# REQUIREMENTS
Of all the lines in this data, how many include "object"? Respond with the number only.

BEGIN DATA FOR THIS EXERCISE

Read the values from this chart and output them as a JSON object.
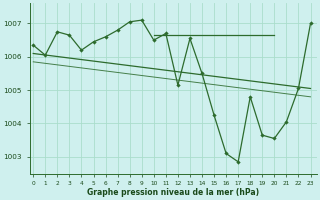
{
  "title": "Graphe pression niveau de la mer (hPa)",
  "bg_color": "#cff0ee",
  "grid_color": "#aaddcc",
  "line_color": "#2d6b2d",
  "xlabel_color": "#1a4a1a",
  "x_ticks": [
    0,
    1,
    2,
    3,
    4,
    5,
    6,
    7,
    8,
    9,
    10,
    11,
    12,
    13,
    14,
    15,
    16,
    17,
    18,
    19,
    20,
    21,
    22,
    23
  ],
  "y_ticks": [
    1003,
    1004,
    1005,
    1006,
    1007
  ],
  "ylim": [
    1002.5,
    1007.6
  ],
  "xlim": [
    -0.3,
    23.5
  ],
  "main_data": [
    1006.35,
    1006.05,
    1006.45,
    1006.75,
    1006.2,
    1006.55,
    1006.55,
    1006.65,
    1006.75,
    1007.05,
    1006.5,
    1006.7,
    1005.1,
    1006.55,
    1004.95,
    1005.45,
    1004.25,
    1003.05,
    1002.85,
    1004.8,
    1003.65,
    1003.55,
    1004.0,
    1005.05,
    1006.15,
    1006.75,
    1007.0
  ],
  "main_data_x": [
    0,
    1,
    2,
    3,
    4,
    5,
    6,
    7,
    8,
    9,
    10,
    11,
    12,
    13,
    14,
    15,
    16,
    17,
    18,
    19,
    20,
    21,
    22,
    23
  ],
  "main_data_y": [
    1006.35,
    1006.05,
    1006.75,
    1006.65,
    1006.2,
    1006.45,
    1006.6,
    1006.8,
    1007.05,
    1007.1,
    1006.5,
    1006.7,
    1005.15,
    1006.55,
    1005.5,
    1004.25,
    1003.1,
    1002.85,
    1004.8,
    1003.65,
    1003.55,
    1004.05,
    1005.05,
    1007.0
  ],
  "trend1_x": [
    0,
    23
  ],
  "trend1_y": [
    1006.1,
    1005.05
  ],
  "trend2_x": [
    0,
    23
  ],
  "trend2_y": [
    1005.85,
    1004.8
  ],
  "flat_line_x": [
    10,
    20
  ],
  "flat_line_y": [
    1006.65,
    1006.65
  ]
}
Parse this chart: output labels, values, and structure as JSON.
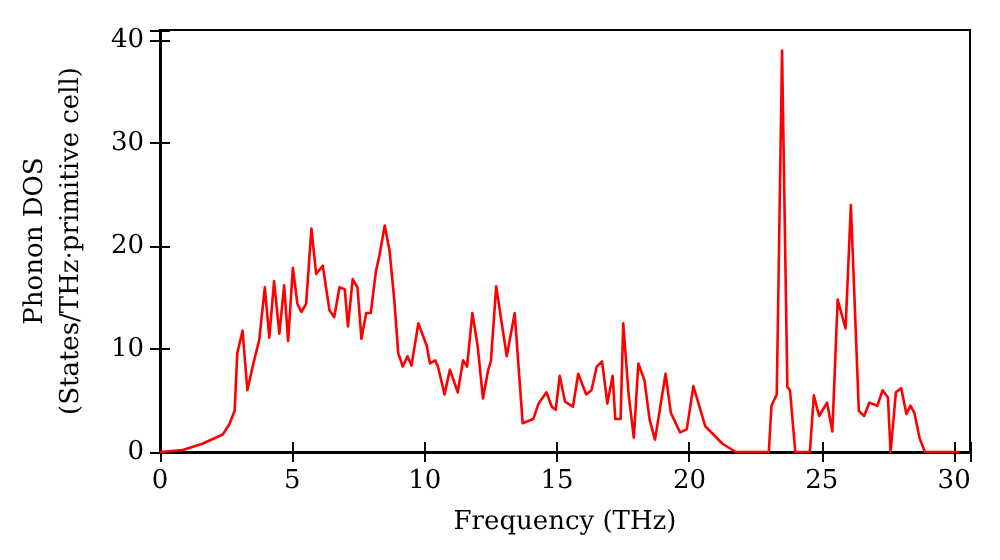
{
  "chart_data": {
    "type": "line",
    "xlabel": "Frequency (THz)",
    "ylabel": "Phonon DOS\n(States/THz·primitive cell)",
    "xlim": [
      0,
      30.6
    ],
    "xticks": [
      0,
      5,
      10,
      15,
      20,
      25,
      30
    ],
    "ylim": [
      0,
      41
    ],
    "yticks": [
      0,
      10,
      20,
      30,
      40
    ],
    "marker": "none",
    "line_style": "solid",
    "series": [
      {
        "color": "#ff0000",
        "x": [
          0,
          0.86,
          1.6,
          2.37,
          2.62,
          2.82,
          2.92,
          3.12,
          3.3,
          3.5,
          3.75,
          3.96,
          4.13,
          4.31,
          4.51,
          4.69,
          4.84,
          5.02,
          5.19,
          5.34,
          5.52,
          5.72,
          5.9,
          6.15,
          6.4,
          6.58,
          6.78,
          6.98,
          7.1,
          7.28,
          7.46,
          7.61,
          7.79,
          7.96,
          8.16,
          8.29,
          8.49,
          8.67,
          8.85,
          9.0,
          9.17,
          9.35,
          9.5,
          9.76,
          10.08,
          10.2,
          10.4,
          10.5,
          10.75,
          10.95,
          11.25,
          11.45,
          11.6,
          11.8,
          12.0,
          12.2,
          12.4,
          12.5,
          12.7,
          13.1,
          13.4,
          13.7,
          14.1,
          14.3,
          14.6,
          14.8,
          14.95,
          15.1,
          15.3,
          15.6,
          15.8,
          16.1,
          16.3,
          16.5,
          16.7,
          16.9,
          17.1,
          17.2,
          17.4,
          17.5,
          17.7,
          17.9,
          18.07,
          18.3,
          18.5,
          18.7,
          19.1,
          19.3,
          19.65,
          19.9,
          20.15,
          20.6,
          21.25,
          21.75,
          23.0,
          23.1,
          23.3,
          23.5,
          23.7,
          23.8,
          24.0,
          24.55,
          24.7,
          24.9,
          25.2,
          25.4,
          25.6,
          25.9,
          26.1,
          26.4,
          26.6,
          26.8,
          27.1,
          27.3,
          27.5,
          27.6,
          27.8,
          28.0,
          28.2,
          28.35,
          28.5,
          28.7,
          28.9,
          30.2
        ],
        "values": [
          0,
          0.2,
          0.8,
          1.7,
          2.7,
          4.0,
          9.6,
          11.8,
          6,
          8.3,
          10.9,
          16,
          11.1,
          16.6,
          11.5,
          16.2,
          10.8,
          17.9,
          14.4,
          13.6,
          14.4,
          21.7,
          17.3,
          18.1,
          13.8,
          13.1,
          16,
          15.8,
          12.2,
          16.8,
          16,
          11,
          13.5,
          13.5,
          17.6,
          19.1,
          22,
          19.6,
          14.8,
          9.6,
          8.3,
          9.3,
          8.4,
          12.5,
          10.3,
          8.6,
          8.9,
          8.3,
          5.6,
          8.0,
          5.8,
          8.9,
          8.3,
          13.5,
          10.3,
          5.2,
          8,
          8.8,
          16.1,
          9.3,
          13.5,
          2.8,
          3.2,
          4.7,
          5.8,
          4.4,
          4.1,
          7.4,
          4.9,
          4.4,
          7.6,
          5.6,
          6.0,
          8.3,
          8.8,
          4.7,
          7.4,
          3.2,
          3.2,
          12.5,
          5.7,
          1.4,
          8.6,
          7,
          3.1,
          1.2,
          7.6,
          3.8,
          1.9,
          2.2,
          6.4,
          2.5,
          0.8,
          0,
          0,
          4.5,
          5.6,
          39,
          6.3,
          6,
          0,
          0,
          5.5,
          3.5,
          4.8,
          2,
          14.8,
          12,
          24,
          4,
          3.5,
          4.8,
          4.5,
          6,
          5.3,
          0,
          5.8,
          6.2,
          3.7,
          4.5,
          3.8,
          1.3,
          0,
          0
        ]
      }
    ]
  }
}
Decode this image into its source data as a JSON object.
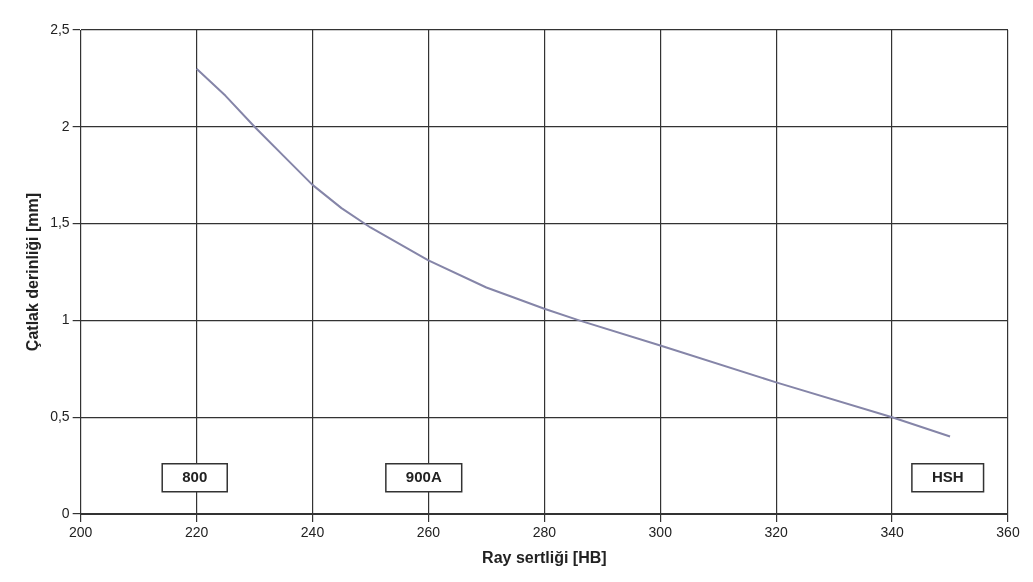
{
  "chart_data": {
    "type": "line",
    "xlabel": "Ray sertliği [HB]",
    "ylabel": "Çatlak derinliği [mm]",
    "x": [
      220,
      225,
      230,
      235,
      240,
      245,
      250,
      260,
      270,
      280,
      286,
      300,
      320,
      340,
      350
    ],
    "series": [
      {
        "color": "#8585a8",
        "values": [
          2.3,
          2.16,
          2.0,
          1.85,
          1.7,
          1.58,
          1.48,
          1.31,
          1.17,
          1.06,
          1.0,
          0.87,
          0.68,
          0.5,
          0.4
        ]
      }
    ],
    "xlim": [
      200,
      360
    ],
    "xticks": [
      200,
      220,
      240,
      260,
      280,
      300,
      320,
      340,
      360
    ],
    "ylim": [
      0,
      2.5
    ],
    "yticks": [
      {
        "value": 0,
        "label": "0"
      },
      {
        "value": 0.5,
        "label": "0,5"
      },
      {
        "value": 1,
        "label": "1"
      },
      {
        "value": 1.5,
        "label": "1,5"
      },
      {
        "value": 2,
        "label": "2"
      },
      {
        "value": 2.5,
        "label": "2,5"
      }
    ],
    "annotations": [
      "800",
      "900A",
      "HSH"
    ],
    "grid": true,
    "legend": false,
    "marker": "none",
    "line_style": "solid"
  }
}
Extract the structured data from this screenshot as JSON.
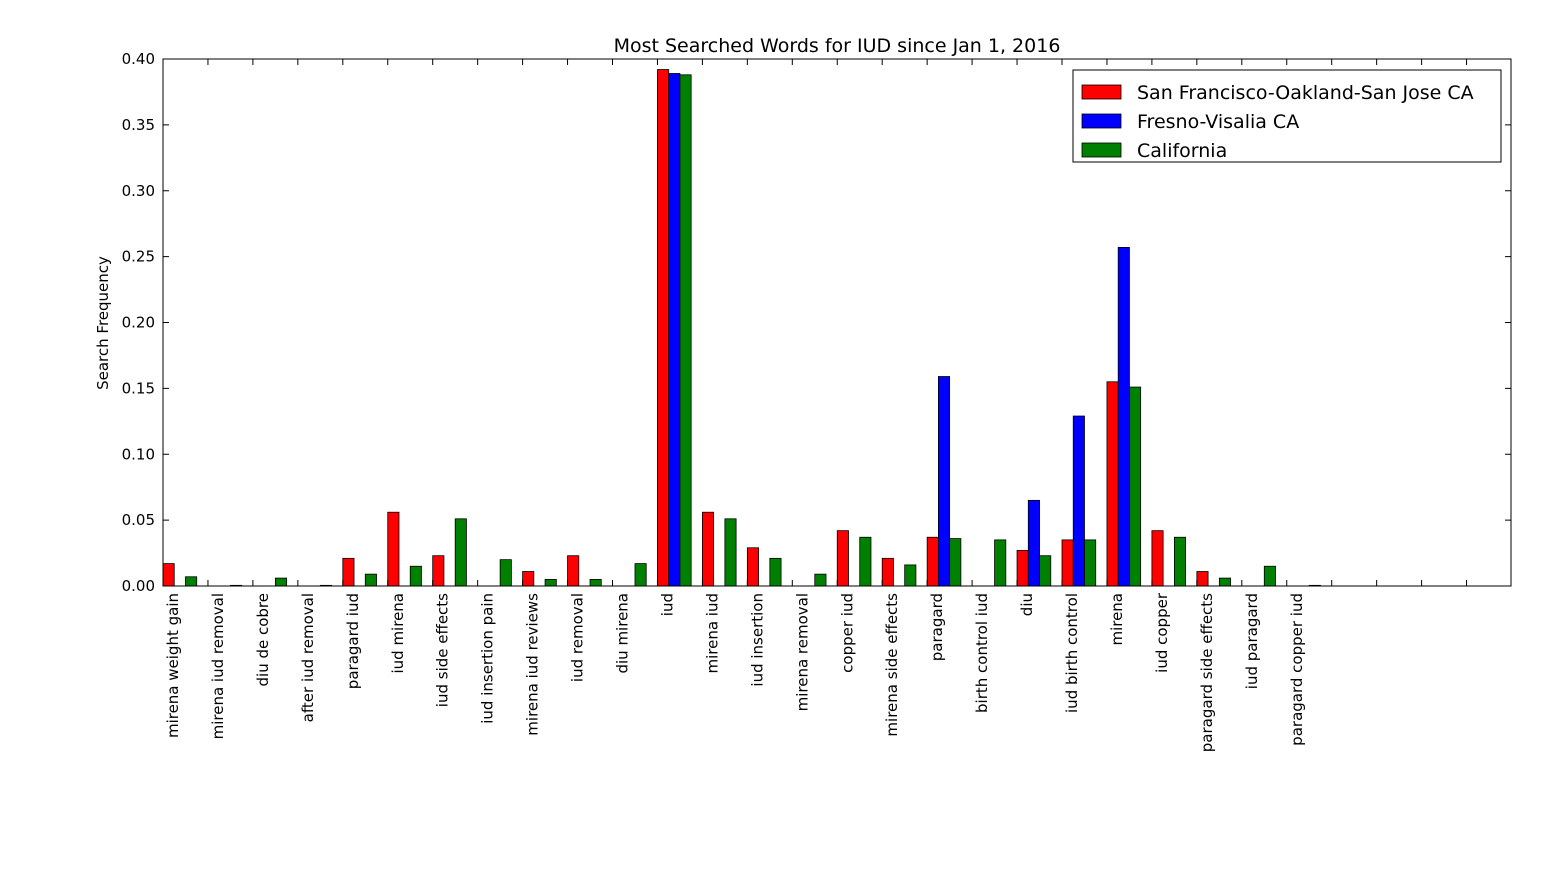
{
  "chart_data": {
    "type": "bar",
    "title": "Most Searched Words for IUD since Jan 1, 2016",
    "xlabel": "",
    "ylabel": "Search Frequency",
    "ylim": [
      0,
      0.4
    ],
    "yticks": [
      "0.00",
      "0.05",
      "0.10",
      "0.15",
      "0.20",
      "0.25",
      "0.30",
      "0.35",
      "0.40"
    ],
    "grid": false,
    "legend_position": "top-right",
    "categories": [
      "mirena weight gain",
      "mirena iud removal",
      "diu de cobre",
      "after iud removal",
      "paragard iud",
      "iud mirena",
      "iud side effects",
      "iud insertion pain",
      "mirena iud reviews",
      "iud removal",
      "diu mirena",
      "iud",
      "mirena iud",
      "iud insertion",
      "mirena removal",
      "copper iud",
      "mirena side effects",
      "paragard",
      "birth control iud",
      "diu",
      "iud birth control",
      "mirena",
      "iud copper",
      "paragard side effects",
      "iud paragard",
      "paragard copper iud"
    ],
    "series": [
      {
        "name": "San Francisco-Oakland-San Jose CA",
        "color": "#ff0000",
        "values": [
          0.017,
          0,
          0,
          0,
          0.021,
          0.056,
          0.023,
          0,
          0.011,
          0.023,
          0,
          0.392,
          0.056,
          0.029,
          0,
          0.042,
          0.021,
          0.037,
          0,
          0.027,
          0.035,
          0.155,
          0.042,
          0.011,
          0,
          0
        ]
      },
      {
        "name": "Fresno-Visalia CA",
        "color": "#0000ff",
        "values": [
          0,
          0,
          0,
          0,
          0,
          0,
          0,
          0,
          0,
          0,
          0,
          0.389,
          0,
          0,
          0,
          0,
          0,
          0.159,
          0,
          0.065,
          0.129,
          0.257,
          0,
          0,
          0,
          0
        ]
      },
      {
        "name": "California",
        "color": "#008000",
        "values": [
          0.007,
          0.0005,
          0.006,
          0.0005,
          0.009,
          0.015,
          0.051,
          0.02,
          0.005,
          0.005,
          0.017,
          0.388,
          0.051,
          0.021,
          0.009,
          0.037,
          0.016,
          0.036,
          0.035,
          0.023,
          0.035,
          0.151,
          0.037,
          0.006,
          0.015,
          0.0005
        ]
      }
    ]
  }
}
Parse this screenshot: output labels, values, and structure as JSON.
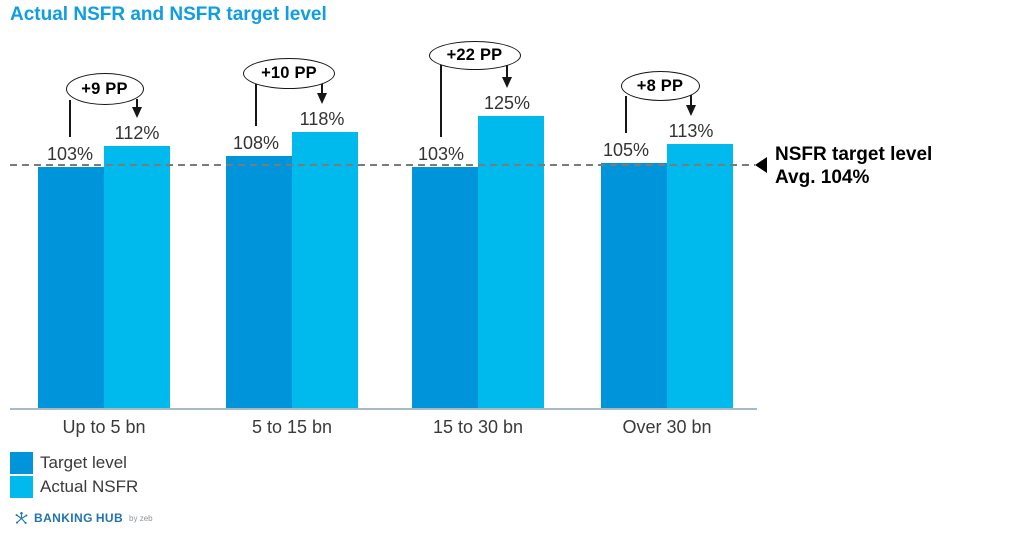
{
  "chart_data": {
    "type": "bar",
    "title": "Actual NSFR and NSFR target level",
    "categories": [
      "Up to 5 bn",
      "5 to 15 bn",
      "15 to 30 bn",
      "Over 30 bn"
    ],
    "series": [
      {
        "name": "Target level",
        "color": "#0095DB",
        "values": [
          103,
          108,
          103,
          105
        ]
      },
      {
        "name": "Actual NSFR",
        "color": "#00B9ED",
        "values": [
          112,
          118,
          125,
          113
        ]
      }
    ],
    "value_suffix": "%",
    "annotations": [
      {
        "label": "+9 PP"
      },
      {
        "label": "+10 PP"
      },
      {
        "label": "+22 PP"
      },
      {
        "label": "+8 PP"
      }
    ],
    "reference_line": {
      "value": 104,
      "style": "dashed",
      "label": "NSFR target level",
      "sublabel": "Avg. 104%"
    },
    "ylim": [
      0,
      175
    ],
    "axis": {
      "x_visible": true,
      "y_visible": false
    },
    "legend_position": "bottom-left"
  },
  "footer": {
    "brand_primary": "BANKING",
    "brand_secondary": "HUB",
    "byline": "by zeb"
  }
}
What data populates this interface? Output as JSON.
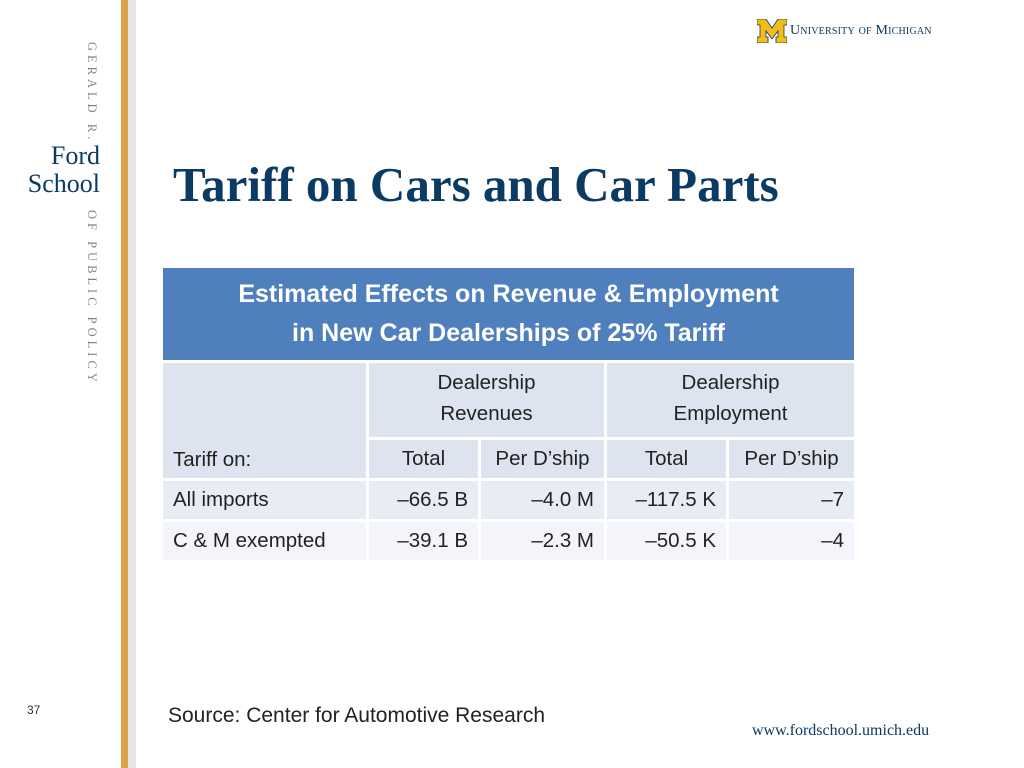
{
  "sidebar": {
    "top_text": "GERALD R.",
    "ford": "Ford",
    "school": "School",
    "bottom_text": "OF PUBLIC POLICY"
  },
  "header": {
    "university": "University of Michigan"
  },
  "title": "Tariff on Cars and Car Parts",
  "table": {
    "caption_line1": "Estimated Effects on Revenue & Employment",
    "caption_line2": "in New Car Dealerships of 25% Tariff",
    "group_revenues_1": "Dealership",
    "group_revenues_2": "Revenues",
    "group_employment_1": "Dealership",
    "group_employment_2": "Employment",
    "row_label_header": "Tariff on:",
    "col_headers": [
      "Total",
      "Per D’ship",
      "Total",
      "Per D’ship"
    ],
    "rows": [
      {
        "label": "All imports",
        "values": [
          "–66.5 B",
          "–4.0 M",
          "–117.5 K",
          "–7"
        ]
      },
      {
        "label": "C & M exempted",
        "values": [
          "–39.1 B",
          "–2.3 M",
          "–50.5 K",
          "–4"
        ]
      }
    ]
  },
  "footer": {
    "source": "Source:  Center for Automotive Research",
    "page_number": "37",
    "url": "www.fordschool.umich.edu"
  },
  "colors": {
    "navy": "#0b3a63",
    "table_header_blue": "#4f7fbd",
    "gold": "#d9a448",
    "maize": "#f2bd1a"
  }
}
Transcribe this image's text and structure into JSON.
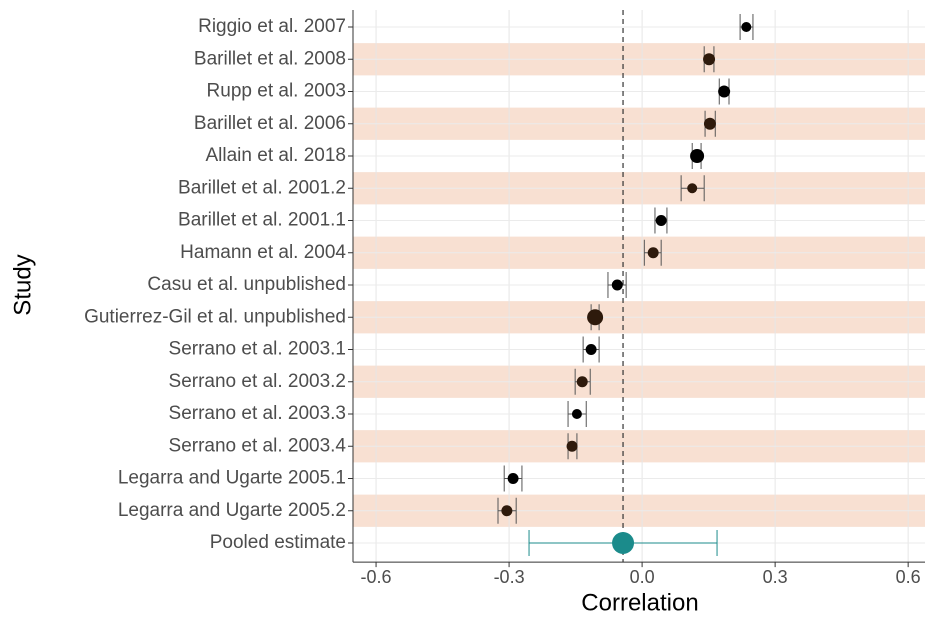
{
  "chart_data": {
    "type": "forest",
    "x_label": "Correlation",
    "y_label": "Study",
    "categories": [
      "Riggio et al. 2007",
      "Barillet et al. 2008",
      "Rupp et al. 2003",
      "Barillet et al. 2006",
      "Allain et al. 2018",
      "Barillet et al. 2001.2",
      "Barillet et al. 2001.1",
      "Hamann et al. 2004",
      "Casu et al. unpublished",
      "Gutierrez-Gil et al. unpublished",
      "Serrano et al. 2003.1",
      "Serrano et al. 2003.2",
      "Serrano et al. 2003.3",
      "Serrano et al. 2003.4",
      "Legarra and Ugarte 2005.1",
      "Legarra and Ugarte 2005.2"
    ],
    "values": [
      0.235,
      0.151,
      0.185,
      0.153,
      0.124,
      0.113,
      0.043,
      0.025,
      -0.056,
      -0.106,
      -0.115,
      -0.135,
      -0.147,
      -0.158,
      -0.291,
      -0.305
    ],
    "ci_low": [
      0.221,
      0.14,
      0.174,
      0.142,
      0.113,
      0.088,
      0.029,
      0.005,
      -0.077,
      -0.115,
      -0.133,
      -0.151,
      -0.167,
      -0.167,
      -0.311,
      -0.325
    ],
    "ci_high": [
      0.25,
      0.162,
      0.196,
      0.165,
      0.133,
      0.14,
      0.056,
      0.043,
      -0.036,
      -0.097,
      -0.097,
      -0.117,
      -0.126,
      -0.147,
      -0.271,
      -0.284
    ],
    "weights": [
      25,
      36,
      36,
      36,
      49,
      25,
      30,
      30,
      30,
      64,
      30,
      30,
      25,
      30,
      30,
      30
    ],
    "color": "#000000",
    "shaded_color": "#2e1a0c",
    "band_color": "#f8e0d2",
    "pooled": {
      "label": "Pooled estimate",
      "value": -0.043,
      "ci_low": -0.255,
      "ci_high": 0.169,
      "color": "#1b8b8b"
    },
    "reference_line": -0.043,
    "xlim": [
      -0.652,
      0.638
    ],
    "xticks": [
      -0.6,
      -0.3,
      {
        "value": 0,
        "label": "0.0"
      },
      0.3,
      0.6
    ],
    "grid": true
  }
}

END DATA FOR THIS EXERCISE

# SOLUTION
2